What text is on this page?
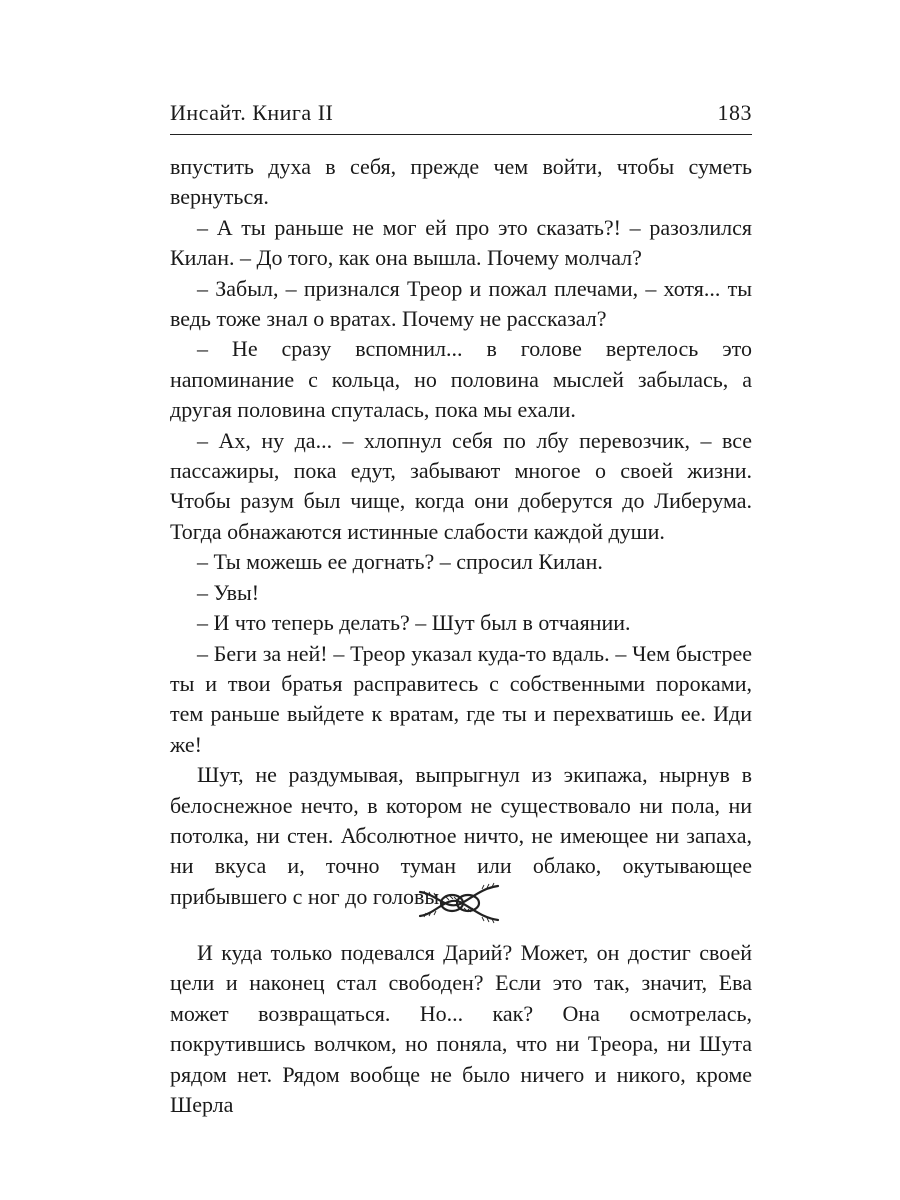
Инсайт. Книга II	183

впустить духа в себя, прежде чем войти, чтобы суметь вернуться.

– А ты раньше не мог ей про это сказать?! – разозлился Килан. – До того, как она вышла. Почему молчал?

– Забыл, – признался Треор и пожал плечами, – хотя... ты ведь тоже знал о вратах. Почему не рассказал?

– Не сразу вспомнил... в голове вертелось это напоминание с кольца, но половина мыслей забылась, а другая половина спуталась, пока мы ехали.

– Ах, ну да... – хлопнул себя по лбу перевозчик, – все пассажиры, пока едут, забывают многое о своей жизни. Чтобы разум был чище, когда они доберутся до Либерума. Тогда обнажаются истинные слабости каждой души.

– Ты можешь ее догнать? – спросил Килан.

– Увы!

– И что теперь делать? – Шут был в отчаянии.

– Беги за ней! – Треор указал куда-то вдаль. – Чем быстрее ты и твои братья расправитесь с собственными пороками, тем раньше выйдете к вратам, где ты и перехватишь ее. Иди же!

Шут, не раздумывая, выпрыгнул из экипажа, нырнув в белоснежное нечто, в котором не существовало ни пола, ни потолка, ни стен. Абсолютное ничто, не имеющее ни запаха, ни вкуса и, точно туман или облако, окутывающее прибывшего с ног до головы.

И куда только подевался Дарий? Может, он достиг своей цели и наконец стал свободен? Если это так, значит, Ева может возвращаться. Но... как? Она осмотрелась, покрутившись волчком, но поняла, что ни Треора, ни Шута рядом нет. Рядом вообще не было ничего и никого, кроме Шерла
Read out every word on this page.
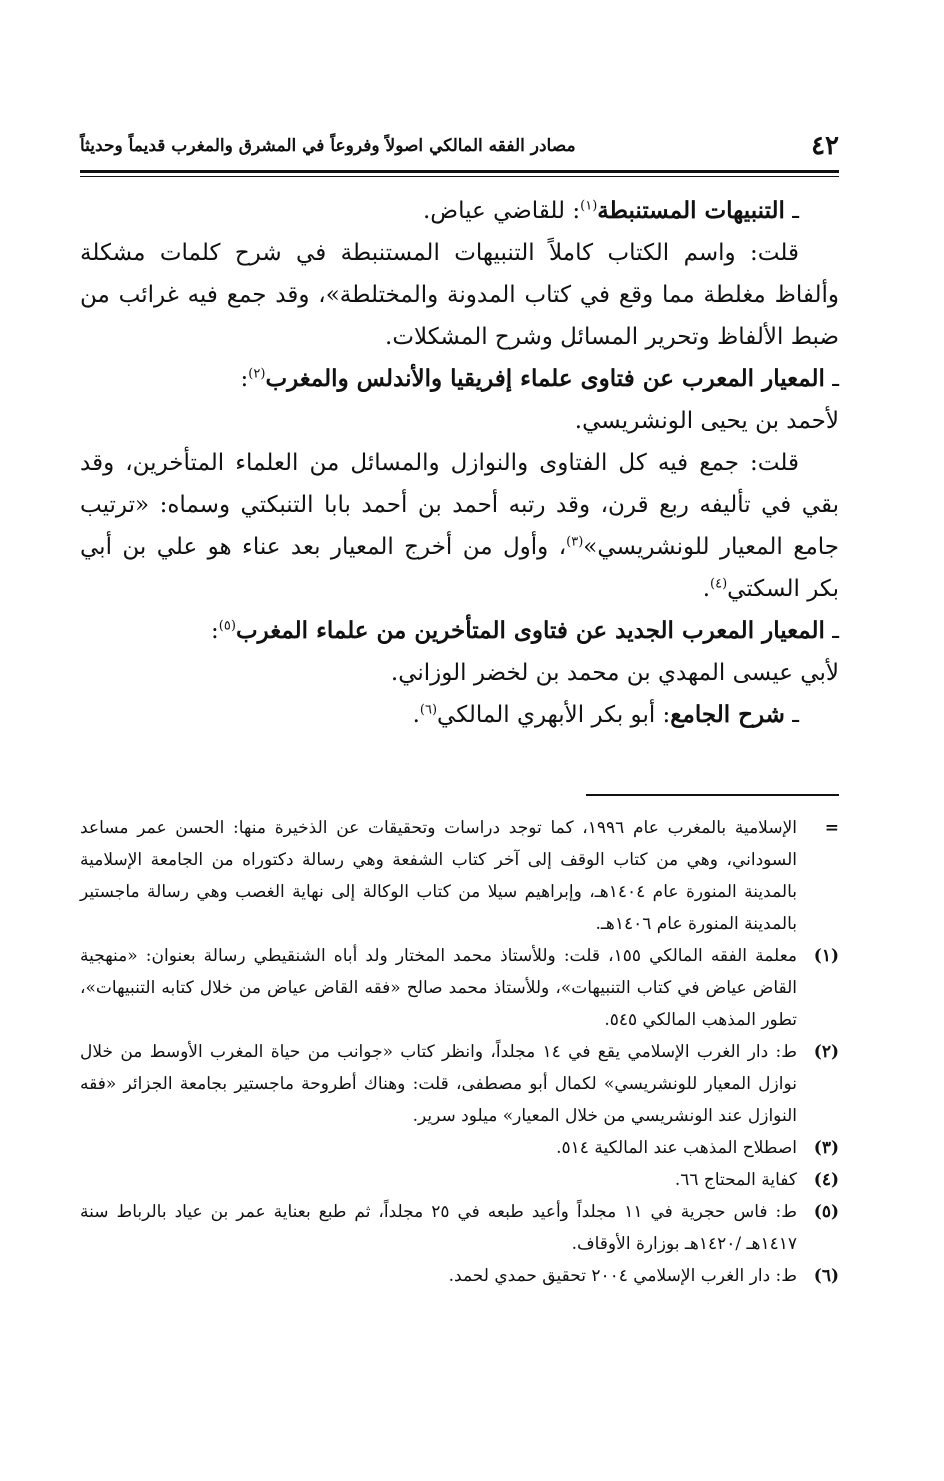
٤٢
مصادر الفقه المالكي اصولاً وفروعاً في المشرق والمغرب قديماً وحديثاً

ـ التنبيهات المستنبطة$^{(١)}$: للقاضي عياض.

قلت: واسم الكتاب كاملاً التنبيهات المستنبطة في شرح كلمات مشكلة وألفاظ مغلطة مما وقع في كتاب المدونة والمختلطة»، وقد جمع فيه غرائب من ضبط الألفاظ وتحرير المسائل وشرح المشكلات.

ـ المعيار المعرب عن فتاوى علماء إفريقيا والأندلس والمغرب$^{(٢)}$:

لأحمد بن يحيى الونشريسي.

قلت: جمع فيه كل الفتاوى والنوازل والمسائل من العلماء المتأخرين، وقد بقي في تأليفه ربع قرن، وقد رتبه أحمد بن أحمد بابا التنبكتي وسماه: «ترتيب جامع المعيار للونشريسي»$^{(٣)}$، وأول من أخرج المعيار بعد عناء هو علي بن أبي بكر السكتي$^{(٤)}$.

ـ المعيار المعرب الجديد عن فتاوى المتأخرين من علماء المغرب$^{(٥)}$:

لأبي عيسى المهدي بن محمد بن لخضر الوزاني.

ـ شرح الجامع: أبو بكر الأبهري المالكي$^{(٦)}$.

=
الإسلامية بالمغرب عام ١٩٩٦، كما توجد دراسات وتحقيقات عن الذخيرة منها: الحسن عمر مساعد السوداني، وهي من كتاب الوقف إلى آخر كتاب الشفعة وهي رسالة دكتوراه من الجامعة الإسلامية بالمدينة المنورة عام ١٤٠٤هـ، وإبراهيم سيلا من كتاب الوكالة إلى نهاية الغصب وهي رسالة ماجستير بالمدينة المنورة عام ١٤٠٦هـ.
(١)
معلمة الفقه المالكي ١٥٥، قلت: وللأستاذ محمد المختار ولد أباه الشنقيطي رسالة بعنوان: «منهجية القاض عياض في كتاب التنبيهات»، وللأستاذ محمد صالح «فقه القاض عياض من خلال كتابه التنبيهات»، تطور المذهب المالكي ٥٤٥.
(٢)
ط: دار الغرب الإسلامي يقع في ١٤ مجلداً، وانظر كتاب «جوانب من حياة المغرب الأوسط من خلال نوازل المعيار للونشريسي» لكمال أبو مصطفى، قلت: وهناك أطروحة ماجستير بجامعة الجزائر «فقه النوازل عند الونشريسي من خلال المعيار» ميلود سرير.
(٣)
اصطلاح المذهب عند المالكية ٥١٤.
(٤)
كفاية المحتاج ٦٦.
(٥)
ط: فاس حجرية في ١١ مجلداً وأعيد طبعه في ٢٥ مجلداً، ثم طبع بعناية عمر بن عياد بالرباط سنة ١٤١٧هـ /١٤٢٠هـ بوزارة الأوقاف.
(٦)
ط: دار الغرب الإسلامي ٢٠٠٤ تحقيق حمدي لحمد.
☆ ☆ ☆ ☆
Every record must be copied exactly, with images dropped from the result.

What text is on this page?
Инсайт. Книга II	183

впустить духа в себя, прежде чем войти, чтобы суметь вернуться.

– А ты раньше не мог ей про это сказать?! – разозлился Килан. – До того, как она вышла. Почему молчал?

– Забыл, – признался Треор и пожал плечами, – хотя... ты ведь тоже знал о вратах. Почему не рассказал?

– Не сразу вспомнил... в голове вертелось это напоминание с кольца, но половина мыслей забылась, а другая половина спуталась, пока мы ехали.

– Ах, ну да... – хлопнул себя по лбу перевозчик, – все пассажиры, пока едут, забывают многое о своей жизни. Чтобы разум был чище, когда они доберутся до Либерума. Тогда обнажаются истинные слабости каждой души.

– Ты можешь ее догнать? – спросил Килан.

– Увы!

– И что теперь делать? – Шут был в отчаянии.

– Беги за ней! – Треор указал куда-то вдаль. – Чем быстрее ты и твои братья расправитесь с собственными пороками, тем раньше выйдете к вратам, где ты и перехватишь ее. Иди же!

Шут, не раздумывая, выпрыгнул из экипажа, нырнув в белоснежное нечто, в котором не существовало ни пола, ни потолка, ни стен. Абсолютное ничто, не имеющее ни запаха, ни вкуса и, точно туман или облако, окутывающее прибывшего с ног до головы.

И куда только подевался Дарий? Может, он достиг своей цели и наконец стал свободен? Если это так, значит, Ева может возвращаться. Но... как? Она осмотрелась, покрутившись волчком, но поняла, что ни Треора, ни Шута рядом нет. Рядом вообще не было ничего и никого, кроме Шерла
Read out every word on this page.
٤٢
مصادر الفقه المالكي اصولاً وفروعاً في المشرق والمغرب قديماً وحديثاً

ـ التنبيهات المستنبطة$^{(١)}$: للقاضي عياض.

قلت: واسم الكتاب كاملاً التنبيهات المستنبطة في شرح كلمات مشكلة وألفاظ مغلطة مما وقع في كتاب المدونة والمختلطة»، وقد جمع فيه غرائب من ضبط الألفاظ وتحرير المسائل وشرح المشكلات.

ـ المعيار المعرب عن فتاوى علماء إفريقيا والأندلس والمغرب$^{(٢)}$:

لأحمد بن يحيى الونشريسي.

قلت: جمع فيه كل الفتاوى والنوازل والمسائل من العلماء المتأخرين، وقد بقي في تأليفه ربع قرن، وقد رتبه أحمد بن أحمد بابا التنبكتي وسماه: «ترتيب جامع المعيار للونشريسي»$^{(٣)}$، وأول من أخرج المعيار بعد عناء هو علي بن أبي بكر السكتي$^{(٤)}$.

ـ المعيار المعرب الجديد عن فتاوى المتأخرين من علماء المغرب$^{(٥)}$:

لأبي عيسى المهدي بن محمد بن لخضر الوزاني.

ـ شرح الجامع: أبو بكر الأبهري المالكي$^{(٦)}$.

=
الإسلامية بالمغرب عام ١٩٩٦، كما توجد دراسات وتحقيقات عن الذخيرة منها: الحسن عمر مساعد السوداني، وهي من كتاب الوقف إلى آخر كتاب الشفعة وهي رسالة دكتوراه من الجامعة الإسلامية بالمدينة المنورة عام ١٤٠٤هـ، وإبراهيم سيلا من كتاب الوكالة إلى نهاية الغصب وهي رسالة ماجستير بالمدينة المنورة عام ١٤٠٦هـ.
(١)
معلمة الفقه المالكي ١٥٥، قلت: وللأستاذ محمد المختار ولد أباه الشنقيطي رسالة بعنوان: «منهجية القاض عياض في كتاب التنبيهات»، وللأستاذ محمد صالح «فقه القاض عياض من خلال كتابه التنبيهات»، تطور المذهب المالكي ٥٤٥.
(٢)
ط: دار الغرب الإسلامي يقع في ١٤ مجلداً، وانظر كتاب «جوانب من حياة المغرب الأوسط من خلال نوازل المعيار للونشريسي» لكمال أبو مصطفى، قلت: وهناك أطروحة ماجستير بجامعة الجزائر «فقه النوازل عند الونشريسي من خلال المعيار» ميلود سرير.
(٣)
اصطلاح المذهب عند المالكية ٥١٤.
(٤)
كفاية المحتاج ٦٦.
(٥)
ط: فاس حجرية في ١١ مجلداً وأعيد طبعه في ٢٥ مجلداً، ثم طبع بعناية عمر بن عياد بالرباط سنة ١٤١٧هـ /١٤٢٠هـ بوزارة الأوقاف.
(٦)
ط: دار الغرب الإسلامي ٢٠٠٤ تحقيق حمدي لحمد.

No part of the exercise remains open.